■ GIVEN INSTRUCTION ■
Go through the records and extract every line with the word "Detlef".

[begin DATA EXTRACT]

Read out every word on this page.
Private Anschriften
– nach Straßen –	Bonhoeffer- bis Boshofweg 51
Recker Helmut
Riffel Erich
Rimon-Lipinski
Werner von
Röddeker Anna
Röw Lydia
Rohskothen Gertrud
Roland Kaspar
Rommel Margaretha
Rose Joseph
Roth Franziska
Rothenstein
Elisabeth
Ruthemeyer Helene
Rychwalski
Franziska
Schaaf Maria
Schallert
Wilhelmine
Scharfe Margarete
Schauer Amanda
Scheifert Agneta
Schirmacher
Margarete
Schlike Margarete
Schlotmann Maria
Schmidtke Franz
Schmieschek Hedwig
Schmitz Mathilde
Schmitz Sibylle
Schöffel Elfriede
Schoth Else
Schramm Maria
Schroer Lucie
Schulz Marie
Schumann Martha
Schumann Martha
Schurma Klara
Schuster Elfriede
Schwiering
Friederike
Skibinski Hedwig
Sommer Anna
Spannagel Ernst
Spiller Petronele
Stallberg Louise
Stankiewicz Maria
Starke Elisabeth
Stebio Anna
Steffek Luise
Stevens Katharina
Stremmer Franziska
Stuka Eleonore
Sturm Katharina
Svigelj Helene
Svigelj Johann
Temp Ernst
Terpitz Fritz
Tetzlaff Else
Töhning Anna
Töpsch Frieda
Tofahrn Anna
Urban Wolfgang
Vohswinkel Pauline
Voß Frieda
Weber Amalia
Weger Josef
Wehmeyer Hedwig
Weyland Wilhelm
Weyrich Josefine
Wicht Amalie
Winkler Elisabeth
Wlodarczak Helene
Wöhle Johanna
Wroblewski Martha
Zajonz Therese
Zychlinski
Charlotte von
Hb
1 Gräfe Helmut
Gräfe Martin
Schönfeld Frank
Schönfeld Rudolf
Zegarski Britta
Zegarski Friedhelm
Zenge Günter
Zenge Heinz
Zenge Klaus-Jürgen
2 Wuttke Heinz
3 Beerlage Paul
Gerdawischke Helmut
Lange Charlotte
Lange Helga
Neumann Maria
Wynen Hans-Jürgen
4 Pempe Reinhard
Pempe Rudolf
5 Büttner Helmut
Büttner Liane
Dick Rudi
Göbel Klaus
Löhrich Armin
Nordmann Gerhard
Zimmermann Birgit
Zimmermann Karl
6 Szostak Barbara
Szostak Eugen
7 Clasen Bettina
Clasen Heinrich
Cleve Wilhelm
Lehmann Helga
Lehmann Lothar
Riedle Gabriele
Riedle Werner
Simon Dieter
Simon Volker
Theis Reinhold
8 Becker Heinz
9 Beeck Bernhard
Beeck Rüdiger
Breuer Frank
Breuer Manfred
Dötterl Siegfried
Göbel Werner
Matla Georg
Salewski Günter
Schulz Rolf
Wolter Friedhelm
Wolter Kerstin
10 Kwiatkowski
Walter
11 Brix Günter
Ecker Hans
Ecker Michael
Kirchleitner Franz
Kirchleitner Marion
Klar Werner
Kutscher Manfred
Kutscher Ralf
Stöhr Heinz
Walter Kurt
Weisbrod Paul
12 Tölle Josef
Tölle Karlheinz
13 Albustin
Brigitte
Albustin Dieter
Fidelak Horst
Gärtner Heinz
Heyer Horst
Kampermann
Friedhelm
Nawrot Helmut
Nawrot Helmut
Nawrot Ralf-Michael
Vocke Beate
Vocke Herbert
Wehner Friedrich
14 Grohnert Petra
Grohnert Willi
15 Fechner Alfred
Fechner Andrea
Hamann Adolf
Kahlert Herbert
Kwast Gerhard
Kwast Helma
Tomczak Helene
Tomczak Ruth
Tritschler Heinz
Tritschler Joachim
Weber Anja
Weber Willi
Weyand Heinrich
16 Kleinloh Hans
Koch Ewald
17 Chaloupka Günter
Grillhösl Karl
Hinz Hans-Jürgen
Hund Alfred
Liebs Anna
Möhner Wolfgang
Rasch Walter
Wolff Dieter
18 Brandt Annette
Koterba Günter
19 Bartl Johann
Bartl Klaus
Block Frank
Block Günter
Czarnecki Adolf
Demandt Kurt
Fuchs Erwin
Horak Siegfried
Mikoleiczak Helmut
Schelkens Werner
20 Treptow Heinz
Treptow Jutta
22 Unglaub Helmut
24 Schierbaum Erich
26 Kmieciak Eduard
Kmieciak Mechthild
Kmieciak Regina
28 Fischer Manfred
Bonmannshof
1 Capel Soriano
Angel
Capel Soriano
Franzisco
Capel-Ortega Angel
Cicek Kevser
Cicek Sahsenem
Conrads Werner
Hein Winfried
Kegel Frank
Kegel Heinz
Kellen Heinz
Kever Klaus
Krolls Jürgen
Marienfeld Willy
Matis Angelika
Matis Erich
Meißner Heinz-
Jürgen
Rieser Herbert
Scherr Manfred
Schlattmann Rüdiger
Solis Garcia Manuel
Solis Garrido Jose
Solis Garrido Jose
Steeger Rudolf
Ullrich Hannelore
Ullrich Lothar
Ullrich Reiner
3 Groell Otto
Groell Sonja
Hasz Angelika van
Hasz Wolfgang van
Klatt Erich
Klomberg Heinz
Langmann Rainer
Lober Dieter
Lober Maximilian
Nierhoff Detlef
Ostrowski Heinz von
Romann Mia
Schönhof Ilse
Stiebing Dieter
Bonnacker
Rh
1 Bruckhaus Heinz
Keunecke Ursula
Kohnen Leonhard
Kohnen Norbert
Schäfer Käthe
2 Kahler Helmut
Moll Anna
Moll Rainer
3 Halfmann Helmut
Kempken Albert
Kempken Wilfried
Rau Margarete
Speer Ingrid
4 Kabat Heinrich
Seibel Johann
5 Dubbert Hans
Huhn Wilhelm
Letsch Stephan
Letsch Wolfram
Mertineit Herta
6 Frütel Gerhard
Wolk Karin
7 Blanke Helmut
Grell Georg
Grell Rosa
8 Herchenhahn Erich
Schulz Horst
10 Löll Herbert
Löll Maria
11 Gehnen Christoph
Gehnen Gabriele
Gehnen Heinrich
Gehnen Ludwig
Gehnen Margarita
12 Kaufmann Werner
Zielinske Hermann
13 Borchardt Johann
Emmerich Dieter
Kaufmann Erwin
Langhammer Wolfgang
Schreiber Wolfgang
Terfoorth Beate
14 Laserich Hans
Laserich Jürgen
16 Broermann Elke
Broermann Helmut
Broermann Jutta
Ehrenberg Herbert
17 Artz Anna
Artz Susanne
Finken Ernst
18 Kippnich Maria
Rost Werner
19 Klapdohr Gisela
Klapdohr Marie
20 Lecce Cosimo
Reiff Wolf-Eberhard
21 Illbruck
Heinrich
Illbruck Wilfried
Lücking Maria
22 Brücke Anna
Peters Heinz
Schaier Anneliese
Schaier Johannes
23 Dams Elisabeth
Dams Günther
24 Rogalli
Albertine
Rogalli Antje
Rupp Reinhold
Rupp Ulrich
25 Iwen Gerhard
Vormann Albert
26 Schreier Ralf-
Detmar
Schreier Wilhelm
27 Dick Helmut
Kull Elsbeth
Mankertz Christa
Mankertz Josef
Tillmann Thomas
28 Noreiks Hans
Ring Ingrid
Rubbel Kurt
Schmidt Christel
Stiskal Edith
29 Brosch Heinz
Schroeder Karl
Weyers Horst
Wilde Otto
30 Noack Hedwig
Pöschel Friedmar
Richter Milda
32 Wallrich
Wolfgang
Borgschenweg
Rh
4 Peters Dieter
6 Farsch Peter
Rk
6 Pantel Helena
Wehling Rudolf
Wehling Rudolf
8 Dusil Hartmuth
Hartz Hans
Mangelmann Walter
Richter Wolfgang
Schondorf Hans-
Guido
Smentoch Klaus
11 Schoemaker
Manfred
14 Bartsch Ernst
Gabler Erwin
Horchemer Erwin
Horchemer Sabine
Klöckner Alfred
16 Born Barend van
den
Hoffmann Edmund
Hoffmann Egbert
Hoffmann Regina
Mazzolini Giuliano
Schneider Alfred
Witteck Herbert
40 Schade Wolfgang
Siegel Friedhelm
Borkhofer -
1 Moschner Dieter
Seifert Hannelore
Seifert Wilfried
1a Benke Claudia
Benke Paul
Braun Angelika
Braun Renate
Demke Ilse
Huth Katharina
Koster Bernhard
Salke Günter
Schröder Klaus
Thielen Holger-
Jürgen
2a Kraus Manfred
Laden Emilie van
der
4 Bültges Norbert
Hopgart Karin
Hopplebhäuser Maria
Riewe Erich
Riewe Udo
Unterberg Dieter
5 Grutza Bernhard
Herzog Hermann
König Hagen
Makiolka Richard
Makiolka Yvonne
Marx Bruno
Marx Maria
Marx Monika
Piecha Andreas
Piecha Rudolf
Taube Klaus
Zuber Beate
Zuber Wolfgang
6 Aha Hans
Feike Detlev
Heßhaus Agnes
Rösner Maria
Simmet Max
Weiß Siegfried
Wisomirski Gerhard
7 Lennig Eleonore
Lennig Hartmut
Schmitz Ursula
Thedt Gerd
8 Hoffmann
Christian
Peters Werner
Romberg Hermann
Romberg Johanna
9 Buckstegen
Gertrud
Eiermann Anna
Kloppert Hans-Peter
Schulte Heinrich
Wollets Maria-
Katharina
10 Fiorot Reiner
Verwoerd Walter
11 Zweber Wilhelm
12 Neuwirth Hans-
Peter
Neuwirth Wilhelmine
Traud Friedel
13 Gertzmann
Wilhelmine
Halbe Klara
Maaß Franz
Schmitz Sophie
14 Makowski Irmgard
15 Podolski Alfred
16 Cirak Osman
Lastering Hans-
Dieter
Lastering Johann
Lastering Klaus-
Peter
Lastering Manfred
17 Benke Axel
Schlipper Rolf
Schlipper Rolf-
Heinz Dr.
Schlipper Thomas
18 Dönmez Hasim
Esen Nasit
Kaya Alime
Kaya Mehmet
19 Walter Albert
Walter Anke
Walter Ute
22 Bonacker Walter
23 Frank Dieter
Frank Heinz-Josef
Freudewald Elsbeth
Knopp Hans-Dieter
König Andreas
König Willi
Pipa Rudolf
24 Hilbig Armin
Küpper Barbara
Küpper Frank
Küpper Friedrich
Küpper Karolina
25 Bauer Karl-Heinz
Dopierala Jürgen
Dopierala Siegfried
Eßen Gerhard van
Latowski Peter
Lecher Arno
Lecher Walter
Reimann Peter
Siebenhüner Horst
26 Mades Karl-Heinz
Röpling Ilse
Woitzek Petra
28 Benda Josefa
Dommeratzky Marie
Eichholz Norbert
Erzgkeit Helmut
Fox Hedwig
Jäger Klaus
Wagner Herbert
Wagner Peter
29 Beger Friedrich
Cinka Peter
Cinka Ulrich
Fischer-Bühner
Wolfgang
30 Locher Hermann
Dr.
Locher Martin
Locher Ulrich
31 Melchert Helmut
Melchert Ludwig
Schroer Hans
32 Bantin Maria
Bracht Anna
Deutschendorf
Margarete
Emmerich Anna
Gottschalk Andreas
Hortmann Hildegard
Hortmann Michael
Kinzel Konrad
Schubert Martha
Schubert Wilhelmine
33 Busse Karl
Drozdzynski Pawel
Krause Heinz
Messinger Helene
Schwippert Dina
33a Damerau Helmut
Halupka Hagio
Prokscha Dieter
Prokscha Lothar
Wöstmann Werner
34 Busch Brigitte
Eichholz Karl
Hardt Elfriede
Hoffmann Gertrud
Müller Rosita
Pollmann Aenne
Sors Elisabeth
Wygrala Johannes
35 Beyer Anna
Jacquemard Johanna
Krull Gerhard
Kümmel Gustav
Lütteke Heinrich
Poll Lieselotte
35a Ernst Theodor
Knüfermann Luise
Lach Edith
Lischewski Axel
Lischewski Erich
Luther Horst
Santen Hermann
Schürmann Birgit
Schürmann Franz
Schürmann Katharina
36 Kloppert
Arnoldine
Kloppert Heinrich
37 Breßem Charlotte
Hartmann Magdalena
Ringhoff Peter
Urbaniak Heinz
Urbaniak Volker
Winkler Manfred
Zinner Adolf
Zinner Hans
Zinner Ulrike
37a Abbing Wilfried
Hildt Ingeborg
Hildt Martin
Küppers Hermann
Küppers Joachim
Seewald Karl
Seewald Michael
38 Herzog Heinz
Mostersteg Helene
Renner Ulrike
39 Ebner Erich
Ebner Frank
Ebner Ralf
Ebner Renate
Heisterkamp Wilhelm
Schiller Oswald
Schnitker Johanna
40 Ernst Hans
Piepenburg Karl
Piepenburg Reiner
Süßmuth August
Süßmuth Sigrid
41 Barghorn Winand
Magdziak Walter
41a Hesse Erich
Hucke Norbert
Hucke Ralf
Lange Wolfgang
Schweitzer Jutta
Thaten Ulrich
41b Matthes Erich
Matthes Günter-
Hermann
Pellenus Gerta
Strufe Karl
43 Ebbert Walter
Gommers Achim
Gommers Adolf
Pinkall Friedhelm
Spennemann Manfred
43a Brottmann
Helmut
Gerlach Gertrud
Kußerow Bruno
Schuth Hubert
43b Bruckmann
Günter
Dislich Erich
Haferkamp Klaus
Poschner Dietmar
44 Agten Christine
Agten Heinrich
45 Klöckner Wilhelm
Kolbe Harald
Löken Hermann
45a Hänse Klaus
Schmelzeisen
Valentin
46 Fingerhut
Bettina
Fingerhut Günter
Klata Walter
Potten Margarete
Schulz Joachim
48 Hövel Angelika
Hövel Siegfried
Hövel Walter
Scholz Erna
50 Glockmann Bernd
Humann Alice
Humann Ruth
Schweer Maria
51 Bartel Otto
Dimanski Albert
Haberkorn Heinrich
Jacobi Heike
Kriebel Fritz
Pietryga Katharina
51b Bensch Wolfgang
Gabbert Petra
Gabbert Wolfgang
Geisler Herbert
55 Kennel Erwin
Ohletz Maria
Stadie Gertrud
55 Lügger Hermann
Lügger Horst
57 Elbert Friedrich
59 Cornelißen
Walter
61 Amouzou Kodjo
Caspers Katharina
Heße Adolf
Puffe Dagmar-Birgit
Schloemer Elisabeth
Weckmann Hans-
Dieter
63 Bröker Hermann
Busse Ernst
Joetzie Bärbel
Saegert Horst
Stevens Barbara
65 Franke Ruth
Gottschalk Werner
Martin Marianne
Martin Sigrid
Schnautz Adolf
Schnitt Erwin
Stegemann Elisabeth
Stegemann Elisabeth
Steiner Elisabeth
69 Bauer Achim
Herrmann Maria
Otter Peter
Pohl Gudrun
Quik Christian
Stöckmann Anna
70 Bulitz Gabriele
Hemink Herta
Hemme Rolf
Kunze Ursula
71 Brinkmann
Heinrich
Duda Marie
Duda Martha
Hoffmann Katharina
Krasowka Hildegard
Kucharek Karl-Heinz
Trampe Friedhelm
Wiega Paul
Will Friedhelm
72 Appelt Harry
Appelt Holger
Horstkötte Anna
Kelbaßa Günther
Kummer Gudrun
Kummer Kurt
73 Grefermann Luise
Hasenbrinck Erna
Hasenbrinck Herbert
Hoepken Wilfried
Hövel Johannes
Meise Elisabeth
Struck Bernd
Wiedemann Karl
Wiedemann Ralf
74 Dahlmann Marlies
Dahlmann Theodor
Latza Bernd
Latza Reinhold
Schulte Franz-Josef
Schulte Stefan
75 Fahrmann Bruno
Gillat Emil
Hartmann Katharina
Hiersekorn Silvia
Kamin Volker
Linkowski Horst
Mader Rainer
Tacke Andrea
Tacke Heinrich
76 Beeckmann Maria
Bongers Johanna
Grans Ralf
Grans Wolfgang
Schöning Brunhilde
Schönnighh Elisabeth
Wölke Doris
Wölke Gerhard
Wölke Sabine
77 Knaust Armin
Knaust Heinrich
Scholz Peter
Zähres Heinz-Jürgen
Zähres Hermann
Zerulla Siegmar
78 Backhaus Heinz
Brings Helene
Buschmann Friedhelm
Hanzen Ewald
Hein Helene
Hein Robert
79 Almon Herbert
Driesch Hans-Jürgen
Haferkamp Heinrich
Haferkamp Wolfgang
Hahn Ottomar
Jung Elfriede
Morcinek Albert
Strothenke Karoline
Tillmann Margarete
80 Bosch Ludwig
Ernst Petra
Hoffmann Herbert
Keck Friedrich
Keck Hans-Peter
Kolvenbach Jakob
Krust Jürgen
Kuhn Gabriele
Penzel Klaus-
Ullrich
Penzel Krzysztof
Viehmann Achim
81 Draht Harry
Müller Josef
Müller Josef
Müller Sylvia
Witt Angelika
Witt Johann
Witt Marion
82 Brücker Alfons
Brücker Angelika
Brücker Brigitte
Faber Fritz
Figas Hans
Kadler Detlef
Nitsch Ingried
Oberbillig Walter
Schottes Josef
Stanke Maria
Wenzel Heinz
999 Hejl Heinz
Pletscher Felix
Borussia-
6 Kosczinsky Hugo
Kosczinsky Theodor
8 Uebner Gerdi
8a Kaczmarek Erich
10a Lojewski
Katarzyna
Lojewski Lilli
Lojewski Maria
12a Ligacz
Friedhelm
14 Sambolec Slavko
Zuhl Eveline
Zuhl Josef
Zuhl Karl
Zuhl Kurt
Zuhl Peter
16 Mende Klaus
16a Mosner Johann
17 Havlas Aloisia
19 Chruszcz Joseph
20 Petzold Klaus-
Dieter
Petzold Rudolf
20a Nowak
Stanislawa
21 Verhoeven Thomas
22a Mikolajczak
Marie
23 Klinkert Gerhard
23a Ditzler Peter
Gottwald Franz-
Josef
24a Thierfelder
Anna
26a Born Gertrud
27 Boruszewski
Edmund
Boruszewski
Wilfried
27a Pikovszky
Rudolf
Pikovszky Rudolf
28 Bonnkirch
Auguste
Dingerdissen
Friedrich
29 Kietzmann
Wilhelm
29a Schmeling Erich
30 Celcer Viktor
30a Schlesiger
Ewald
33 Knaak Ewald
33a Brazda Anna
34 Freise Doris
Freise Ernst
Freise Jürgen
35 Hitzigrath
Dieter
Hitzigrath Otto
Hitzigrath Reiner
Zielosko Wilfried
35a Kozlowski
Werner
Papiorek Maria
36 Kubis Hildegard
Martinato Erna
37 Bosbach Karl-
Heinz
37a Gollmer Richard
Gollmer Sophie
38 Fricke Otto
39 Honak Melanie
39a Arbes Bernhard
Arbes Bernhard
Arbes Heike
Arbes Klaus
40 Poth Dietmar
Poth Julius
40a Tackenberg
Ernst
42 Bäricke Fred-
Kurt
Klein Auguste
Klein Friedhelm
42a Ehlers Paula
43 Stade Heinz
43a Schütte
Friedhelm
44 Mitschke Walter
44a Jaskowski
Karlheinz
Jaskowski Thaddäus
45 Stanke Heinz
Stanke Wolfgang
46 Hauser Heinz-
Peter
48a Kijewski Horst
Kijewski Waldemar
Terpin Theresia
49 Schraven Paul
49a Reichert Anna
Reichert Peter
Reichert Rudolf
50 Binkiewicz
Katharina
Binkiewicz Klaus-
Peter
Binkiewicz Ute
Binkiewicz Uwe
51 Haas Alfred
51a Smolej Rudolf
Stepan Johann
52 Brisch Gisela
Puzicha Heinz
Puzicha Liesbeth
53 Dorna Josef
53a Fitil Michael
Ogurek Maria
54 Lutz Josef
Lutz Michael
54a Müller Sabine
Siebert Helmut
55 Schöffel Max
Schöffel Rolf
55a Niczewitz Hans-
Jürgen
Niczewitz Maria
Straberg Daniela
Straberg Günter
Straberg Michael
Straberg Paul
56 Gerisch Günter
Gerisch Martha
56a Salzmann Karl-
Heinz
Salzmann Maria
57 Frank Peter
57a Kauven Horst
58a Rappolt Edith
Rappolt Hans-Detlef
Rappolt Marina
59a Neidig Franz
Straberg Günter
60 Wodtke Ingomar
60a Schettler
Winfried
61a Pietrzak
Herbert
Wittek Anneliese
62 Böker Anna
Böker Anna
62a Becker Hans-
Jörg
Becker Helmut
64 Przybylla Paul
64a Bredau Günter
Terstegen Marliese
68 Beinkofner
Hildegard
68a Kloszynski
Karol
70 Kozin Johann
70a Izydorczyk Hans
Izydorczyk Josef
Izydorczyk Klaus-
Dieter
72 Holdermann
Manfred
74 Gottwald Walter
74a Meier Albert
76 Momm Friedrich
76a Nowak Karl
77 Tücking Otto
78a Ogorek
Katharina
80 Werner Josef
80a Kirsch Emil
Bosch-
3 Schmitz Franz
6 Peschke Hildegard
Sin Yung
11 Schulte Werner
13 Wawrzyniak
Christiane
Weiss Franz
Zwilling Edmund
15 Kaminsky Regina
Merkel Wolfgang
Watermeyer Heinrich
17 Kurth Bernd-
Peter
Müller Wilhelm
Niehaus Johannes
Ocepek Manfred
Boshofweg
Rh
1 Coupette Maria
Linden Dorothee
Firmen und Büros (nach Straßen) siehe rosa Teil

[end DATA EXTRACT]

■ SOLVED PROBLEM ■
Nierhoff Detlef
Kadler Detlef
Rappolt Hans-Detlef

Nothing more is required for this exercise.